## Exercise description
Report back each line of the records that contains the string "target".

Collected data
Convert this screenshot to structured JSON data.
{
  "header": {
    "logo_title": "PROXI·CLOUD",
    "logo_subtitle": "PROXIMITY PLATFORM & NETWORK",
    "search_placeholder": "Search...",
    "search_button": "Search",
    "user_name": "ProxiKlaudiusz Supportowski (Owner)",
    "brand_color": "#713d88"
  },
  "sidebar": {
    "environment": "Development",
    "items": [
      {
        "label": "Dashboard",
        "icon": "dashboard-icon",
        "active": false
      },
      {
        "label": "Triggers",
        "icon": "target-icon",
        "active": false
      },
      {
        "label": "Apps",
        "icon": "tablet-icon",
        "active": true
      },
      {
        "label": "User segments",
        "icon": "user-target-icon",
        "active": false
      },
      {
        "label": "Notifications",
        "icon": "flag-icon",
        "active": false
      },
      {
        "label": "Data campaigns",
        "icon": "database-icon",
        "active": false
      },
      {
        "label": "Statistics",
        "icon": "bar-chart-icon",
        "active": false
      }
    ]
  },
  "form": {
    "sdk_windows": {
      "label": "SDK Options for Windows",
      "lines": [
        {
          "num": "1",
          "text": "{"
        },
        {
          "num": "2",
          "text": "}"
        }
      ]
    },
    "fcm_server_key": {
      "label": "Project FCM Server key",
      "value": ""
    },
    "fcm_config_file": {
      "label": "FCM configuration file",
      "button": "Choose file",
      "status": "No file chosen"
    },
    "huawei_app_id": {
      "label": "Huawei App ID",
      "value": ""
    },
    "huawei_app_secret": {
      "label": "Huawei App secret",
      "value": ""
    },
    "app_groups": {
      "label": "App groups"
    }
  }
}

## In response
        "icon": "target-icon",
        "icon": "user-target-icon",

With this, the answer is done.